## [EXERCISE BRIEF]
Go through the records below line by line, counting those that contain the word "name"; answer with the count only.

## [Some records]
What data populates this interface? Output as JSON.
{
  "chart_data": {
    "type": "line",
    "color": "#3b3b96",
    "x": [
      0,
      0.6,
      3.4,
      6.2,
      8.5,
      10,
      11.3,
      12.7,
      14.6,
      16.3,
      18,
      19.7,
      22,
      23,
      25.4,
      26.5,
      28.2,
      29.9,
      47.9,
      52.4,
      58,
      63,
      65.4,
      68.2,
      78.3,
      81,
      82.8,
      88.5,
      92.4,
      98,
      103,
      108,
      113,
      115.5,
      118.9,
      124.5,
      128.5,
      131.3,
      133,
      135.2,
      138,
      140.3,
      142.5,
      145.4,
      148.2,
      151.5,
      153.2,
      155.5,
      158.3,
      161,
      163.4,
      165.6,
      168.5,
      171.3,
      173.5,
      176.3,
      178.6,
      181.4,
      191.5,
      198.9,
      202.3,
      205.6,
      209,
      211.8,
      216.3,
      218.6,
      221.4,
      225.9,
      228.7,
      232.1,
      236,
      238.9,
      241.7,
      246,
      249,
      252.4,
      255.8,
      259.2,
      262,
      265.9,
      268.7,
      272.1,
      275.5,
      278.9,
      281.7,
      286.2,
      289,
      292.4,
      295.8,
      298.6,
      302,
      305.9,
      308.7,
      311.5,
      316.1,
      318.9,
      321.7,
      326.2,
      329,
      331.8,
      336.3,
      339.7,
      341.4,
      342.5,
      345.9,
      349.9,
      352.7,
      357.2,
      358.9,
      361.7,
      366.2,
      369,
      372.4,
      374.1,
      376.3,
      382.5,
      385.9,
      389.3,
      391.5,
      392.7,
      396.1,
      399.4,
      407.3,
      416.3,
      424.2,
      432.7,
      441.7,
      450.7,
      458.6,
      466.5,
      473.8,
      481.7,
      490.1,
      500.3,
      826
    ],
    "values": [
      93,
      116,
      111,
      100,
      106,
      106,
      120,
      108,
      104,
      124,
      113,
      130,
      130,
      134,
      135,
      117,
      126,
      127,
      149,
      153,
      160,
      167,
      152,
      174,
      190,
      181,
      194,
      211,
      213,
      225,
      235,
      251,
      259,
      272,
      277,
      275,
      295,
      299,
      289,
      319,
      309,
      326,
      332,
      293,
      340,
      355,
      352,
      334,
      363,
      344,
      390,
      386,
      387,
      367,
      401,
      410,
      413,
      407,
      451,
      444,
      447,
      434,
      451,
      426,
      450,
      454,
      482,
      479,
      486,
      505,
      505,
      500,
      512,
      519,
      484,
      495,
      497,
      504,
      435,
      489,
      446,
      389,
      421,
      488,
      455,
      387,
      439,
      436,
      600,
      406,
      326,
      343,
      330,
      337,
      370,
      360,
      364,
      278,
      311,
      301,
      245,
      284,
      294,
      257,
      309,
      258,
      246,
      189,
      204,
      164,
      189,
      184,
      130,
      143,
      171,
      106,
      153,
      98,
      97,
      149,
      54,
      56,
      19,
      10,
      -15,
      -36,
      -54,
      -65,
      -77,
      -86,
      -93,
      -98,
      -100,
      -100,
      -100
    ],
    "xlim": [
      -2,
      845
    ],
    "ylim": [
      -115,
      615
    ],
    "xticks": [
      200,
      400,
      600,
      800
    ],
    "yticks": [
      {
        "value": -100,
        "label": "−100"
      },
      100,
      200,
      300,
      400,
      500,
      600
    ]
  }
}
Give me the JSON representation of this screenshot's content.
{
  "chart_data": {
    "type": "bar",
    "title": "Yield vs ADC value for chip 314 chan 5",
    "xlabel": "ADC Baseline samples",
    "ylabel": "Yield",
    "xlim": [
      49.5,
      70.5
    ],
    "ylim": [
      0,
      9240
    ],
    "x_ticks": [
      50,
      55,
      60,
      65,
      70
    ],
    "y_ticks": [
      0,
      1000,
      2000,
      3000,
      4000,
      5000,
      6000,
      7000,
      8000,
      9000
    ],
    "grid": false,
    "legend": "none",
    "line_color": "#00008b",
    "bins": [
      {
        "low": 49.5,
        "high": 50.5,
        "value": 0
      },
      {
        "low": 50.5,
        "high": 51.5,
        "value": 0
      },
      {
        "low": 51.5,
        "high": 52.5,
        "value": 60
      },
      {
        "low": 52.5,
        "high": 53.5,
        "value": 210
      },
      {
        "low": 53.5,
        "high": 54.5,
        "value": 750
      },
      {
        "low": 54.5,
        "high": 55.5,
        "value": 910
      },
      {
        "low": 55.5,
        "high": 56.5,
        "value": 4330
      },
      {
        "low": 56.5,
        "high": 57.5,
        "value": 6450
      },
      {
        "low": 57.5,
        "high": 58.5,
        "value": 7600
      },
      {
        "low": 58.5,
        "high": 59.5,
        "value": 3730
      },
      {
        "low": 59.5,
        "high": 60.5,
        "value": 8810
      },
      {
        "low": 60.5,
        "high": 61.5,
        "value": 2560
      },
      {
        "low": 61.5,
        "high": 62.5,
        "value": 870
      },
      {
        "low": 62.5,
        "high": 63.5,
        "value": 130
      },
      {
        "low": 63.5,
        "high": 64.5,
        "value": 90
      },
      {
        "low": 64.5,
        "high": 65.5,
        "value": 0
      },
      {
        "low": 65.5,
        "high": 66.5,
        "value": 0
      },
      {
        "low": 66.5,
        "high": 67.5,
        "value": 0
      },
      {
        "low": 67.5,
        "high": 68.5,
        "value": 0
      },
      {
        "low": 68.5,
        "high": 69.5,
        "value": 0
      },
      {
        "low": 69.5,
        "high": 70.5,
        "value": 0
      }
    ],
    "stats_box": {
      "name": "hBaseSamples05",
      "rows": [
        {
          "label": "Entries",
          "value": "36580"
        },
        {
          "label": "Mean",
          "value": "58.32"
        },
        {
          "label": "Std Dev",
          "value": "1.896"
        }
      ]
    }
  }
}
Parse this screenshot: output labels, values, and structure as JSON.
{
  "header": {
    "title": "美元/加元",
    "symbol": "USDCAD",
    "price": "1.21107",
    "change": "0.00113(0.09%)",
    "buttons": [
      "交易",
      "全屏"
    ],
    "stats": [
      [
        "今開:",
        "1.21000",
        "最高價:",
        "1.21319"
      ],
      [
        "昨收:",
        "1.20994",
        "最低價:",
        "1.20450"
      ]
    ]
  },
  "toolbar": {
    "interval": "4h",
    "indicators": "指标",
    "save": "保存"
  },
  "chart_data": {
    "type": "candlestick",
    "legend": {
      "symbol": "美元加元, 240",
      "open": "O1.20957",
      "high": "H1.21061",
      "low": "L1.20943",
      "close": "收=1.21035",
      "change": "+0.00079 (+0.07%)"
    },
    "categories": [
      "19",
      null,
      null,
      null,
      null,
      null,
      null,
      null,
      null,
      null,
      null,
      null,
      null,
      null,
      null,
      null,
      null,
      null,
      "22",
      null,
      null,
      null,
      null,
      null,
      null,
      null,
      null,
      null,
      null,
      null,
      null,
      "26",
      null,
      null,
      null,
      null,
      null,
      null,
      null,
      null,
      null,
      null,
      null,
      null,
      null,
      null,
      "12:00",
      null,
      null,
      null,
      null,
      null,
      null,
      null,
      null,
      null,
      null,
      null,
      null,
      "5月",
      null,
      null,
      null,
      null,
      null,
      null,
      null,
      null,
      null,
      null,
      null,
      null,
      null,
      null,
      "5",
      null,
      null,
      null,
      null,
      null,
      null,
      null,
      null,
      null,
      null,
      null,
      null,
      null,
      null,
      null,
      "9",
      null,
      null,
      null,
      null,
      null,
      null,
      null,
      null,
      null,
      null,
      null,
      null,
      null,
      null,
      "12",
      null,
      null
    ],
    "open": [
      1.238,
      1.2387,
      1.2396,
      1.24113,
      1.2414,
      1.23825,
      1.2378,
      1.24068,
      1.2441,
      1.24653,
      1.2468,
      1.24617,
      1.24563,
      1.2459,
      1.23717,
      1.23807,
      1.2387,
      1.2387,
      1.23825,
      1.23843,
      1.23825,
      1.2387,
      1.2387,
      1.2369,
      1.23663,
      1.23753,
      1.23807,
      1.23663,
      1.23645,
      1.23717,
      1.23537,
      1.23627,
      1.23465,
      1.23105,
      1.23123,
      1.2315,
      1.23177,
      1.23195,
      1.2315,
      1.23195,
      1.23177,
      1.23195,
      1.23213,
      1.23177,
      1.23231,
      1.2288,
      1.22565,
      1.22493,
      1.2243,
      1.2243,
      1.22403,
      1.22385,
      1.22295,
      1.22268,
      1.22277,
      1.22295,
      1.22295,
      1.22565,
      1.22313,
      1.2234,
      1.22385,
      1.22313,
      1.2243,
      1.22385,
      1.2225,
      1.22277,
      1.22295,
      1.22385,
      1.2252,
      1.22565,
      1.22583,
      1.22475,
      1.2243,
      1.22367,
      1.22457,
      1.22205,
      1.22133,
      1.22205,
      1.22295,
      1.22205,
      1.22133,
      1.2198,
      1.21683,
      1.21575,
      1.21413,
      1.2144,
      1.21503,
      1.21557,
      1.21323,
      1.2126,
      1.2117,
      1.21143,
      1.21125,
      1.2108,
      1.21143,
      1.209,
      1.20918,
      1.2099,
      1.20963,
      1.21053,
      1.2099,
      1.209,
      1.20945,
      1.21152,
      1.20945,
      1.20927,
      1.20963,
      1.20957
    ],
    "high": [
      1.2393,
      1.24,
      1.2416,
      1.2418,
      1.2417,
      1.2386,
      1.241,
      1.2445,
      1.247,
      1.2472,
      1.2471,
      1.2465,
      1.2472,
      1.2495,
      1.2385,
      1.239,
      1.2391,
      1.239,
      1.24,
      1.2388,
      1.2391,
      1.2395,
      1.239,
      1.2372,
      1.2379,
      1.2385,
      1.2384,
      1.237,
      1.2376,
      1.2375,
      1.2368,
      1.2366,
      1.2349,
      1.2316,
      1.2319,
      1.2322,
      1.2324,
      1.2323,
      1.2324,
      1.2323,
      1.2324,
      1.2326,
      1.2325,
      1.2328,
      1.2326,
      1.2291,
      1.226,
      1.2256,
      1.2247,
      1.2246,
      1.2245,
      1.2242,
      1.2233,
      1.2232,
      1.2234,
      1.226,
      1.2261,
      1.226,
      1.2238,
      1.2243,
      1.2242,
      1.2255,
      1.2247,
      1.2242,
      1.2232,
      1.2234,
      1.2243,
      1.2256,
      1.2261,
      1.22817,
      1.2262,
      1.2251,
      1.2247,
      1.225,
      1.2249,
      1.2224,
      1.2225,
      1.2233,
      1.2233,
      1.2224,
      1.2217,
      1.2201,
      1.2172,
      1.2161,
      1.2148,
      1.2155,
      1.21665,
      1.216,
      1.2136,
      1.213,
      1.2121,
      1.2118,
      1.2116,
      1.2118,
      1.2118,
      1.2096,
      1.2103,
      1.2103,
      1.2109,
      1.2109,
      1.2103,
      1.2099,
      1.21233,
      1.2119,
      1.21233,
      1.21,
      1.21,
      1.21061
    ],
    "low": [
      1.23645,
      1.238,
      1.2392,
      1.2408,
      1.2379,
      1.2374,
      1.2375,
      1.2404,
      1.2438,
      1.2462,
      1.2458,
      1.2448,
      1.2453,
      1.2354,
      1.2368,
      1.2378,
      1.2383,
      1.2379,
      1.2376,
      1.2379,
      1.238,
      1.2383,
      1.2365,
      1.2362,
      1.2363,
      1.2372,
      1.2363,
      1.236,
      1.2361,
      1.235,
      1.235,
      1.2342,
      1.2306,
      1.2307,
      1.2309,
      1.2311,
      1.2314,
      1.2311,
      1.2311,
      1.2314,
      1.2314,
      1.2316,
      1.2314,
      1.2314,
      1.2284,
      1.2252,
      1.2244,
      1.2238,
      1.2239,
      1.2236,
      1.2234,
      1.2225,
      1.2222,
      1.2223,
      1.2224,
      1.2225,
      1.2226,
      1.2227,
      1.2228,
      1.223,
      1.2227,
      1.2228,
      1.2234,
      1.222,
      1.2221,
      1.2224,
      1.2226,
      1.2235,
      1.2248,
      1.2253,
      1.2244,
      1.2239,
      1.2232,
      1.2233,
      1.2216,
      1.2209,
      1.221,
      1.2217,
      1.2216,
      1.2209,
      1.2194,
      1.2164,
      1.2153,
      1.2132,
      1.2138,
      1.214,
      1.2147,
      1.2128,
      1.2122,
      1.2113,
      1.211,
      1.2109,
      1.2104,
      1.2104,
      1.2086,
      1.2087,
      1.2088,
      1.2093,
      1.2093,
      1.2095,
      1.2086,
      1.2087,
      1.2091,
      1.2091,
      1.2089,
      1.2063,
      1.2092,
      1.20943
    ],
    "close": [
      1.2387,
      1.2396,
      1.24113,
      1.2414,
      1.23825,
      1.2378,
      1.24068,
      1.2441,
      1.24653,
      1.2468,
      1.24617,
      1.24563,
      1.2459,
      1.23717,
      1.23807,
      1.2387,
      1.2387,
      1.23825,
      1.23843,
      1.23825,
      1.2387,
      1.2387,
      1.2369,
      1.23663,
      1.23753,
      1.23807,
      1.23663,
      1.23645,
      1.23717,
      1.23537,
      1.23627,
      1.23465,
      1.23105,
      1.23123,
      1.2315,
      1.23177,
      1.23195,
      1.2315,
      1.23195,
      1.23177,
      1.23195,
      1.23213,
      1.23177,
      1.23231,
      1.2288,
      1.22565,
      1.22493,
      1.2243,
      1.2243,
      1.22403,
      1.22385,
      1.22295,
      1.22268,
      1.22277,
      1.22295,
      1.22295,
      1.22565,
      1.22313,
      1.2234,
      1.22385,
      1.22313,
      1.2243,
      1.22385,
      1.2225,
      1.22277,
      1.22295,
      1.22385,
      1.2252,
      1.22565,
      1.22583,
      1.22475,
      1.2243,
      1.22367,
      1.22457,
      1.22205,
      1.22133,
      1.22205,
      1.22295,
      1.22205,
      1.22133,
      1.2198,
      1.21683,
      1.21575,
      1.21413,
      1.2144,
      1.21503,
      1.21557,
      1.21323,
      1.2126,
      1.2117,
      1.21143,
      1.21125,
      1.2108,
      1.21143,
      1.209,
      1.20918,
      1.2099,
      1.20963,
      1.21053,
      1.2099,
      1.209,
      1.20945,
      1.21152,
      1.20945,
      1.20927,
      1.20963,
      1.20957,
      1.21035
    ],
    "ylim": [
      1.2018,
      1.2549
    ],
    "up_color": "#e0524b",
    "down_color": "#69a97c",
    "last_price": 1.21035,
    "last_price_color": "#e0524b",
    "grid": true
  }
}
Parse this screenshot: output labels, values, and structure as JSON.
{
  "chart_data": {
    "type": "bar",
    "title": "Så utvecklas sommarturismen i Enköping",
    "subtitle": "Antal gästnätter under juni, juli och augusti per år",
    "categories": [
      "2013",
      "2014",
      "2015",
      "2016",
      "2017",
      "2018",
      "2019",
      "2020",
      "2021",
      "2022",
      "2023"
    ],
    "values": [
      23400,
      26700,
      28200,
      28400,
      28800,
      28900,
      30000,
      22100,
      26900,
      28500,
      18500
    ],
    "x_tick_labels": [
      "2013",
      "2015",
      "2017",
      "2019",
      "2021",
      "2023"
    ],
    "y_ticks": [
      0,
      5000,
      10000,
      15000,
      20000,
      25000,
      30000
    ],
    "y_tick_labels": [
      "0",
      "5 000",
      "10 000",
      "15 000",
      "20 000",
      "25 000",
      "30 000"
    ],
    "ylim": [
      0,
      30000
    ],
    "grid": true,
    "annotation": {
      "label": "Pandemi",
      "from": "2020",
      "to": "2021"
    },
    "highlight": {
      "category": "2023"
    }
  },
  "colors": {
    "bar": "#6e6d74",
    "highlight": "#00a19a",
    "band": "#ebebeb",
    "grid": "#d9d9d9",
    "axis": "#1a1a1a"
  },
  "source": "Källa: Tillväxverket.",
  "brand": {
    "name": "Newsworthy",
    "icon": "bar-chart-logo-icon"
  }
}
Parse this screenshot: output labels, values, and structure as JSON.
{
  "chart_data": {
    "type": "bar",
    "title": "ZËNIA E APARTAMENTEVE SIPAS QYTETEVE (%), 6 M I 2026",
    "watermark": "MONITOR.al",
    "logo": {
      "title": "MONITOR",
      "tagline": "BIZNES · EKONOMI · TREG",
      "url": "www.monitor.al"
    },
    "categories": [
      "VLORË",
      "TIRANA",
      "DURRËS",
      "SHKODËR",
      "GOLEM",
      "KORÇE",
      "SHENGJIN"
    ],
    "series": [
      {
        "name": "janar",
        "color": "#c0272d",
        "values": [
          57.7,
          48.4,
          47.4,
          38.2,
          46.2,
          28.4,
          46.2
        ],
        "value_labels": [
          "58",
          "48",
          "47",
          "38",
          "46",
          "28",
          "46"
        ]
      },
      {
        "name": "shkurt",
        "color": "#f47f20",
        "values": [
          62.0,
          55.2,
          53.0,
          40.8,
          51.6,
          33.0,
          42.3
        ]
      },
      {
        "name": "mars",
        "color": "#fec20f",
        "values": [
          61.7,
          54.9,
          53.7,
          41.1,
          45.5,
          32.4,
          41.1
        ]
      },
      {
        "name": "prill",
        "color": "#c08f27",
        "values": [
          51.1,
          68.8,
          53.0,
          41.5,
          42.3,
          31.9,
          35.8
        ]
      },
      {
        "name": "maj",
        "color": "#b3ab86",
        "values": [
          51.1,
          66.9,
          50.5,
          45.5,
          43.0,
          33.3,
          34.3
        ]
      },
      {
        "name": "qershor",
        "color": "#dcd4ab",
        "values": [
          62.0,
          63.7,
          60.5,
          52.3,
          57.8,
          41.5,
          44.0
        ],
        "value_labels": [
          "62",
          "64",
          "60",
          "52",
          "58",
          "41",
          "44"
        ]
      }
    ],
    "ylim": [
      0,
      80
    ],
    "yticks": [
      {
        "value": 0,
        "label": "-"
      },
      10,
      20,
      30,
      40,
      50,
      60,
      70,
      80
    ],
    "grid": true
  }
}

## [RESULT OF THE TASK]
8